Excerpted data:
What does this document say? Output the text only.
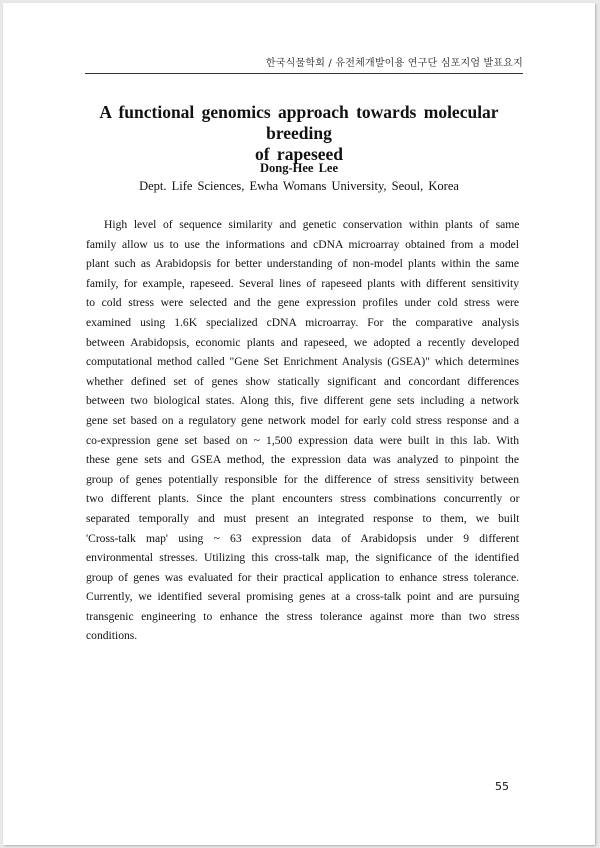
한국식물학회 / 유전체개발이용 연구단 심포지엄 발표요지
A functional genomics approach towards molecular breeding
of rapeseed
Dong-Hee Lee
Dept. Life Sciences, Ewha Womans University, Seoul, Korea
High level of sequence similarity and genetic conservation within plants of same
family allow us to use the informations and cDNA microarray obtained from a model
plant such as Arabidopsis for better understanding of non-model plants within the same
family, for example, rapeseed. Several lines of rapeseed plants with different sensitivity
to cold stress were selected and the gene expression profiles under cold stress were
examined using 1.6K specialized cDNA microarray. For the comparative analysis
between Arabidopsis, economic plants and rapeseed, we adopted a recently developed
computational method called "Gene Set Enrichment Analysis (GSEA)" which determines
whether defined set of genes show statically significant and concordant differences
between two biological states. Along this, five different gene sets including a network
gene set based on a regulatory gene network model for early cold stress response and a
co-expression gene set based on ~ 1,500 expression data were built in this lab. With
these gene sets and GSEA method, the expression data was analyzed to pinpoint the
group of genes potentially responsible for the difference of stress sensitivity between
two different plants. Since the plant encounters stress combinations concurrently or
separated temporally and must present an integrated response to them, we built
'Cross-talk map' using ~ 63 expression data of Arabidopsis under 9 different
environmental stresses. Utilizing this cross-talk map, the significance of the identified
group of genes was evaluated for their practical application to enhance stress tolerance.
Currently, we identified several promising genes at a cross-talk point and are pursuing
transgenic engineering to enhance the stress tolerance against more than two stress
conditions.
55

Task statement: Copy out the records exactly. Do not include the pictures.

Written answer:
What does this document say? Output the text only.
한국식물학회 / 유전체개발이용 연구단 심포지엄 발표요지
A functional genomics approach towards molecular breeding
of rapeseed
Dong-Hee Lee
Dept. Life Sciences, Ewha Womans University, Seoul, Korea
High level of sequence similarity and genetic conservation within plants of same
family allow us to use the informations and cDNA microarray obtained from a model
plant such as Arabidopsis for better understanding of non-model plants within the same
family, for example, rapeseed. Several lines of rapeseed plants with different sensitivity
to cold stress were selected and the gene expression profiles under cold stress were
examined using 1.6K specialized cDNA microarray. For the comparative analysis
between Arabidopsis, economic plants and rapeseed, we adopted a recently developed
computational method called "Gene Set Enrichment Analysis (GSEA)" which determines
whether defined set of genes show statically significant and concordant differences
between two biological states. Along this, five different gene sets including a network
gene set based on a regulatory gene network model for early cold stress response and a
co-expression gene set based on ~ 1,500 expression data were built in this lab. With
these gene sets and GSEA method, the expression data was analyzed to pinpoint the
group of genes potentially responsible for the difference of stress sensitivity between
two different plants. Since the plant encounters stress combinations concurrently or
separated temporally and must present an integrated response to them, we built
'Cross-talk map' using ~ 63 expression data of Arabidopsis under 9 different
environmental stresses. Utilizing this cross-talk map, the significance of the identified
group of genes was evaluated for their practical application to enhance stress tolerance.
Currently, we identified several promising genes at a cross-talk point and are pursuing
transgenic engineering to enhance the stress tolerance against more than two stress
conditions.
55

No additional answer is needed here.